The request
Scan the following material for the string "subscript" and copy each line in which it appears.

Input material
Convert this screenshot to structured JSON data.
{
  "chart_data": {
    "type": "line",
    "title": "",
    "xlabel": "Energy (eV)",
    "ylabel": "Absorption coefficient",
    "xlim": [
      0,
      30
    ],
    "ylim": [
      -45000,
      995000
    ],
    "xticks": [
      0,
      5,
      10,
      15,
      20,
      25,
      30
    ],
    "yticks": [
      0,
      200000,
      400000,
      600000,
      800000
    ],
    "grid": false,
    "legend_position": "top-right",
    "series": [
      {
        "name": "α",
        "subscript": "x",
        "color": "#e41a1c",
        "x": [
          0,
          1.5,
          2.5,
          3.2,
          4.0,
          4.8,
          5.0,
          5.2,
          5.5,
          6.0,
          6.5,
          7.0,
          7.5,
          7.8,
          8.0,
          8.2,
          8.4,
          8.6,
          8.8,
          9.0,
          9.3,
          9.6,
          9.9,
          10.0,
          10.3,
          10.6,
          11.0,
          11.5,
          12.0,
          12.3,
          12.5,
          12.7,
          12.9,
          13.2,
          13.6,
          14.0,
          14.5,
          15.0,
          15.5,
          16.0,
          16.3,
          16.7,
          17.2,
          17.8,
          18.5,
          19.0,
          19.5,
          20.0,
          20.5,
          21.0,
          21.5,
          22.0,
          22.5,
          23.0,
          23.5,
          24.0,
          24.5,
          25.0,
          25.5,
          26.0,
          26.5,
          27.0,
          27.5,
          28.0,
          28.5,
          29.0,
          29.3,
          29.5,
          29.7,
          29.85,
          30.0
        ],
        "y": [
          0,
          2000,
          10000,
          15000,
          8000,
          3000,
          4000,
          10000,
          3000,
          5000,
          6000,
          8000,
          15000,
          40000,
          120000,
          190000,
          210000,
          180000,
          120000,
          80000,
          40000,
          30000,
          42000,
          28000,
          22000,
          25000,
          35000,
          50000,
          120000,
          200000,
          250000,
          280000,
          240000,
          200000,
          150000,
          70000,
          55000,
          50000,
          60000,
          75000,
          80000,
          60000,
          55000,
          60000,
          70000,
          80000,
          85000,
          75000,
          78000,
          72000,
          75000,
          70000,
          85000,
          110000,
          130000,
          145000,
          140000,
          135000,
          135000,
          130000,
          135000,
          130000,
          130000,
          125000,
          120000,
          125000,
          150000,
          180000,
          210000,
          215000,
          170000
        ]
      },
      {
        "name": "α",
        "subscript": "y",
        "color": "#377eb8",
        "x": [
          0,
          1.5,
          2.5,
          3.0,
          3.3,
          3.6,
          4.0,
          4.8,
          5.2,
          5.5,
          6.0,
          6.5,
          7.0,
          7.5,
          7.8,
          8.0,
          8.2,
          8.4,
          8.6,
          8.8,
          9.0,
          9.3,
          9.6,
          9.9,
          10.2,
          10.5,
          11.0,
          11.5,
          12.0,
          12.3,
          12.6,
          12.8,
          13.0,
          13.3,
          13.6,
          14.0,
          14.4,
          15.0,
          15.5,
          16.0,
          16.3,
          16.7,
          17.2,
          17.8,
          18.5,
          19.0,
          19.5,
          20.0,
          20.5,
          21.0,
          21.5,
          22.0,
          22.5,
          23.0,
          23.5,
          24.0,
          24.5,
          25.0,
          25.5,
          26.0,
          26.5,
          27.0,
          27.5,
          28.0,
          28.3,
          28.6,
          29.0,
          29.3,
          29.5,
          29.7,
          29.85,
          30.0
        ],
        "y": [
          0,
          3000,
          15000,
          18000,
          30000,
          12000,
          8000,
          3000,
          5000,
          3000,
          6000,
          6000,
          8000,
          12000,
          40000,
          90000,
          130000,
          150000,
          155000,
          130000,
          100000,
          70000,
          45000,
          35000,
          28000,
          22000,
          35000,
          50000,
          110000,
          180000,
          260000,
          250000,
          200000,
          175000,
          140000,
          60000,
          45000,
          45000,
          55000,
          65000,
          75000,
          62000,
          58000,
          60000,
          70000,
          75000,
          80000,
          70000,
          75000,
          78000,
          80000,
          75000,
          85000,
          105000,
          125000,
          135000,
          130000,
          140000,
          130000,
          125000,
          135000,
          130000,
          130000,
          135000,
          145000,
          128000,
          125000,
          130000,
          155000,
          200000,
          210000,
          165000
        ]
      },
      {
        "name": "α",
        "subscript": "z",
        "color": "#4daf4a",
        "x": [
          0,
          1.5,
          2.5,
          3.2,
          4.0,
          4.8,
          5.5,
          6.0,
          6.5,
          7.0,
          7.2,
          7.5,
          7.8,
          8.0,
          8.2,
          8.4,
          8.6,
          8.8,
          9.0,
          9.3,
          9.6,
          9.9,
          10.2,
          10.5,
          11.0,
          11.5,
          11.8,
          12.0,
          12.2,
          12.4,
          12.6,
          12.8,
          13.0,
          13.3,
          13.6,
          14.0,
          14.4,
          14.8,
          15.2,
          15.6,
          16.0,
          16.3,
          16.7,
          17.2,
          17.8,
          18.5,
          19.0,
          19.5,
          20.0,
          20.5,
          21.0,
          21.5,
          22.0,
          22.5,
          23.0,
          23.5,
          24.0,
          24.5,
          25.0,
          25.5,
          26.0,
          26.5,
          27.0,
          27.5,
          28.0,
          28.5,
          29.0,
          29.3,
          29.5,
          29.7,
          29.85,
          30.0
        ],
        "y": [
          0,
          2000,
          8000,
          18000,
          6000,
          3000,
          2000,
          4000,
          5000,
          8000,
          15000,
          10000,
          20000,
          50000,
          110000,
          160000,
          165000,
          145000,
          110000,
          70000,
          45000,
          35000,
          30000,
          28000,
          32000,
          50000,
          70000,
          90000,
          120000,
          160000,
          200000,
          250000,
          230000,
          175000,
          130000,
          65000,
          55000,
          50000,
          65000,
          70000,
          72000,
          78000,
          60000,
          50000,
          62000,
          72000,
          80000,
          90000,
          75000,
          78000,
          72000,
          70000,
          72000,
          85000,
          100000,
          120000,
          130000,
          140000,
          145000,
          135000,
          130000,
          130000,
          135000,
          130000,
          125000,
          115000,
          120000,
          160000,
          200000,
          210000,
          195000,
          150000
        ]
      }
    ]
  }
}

Output below
        "subscript": "x",
        "subscript": "y",
        "subscript": "z",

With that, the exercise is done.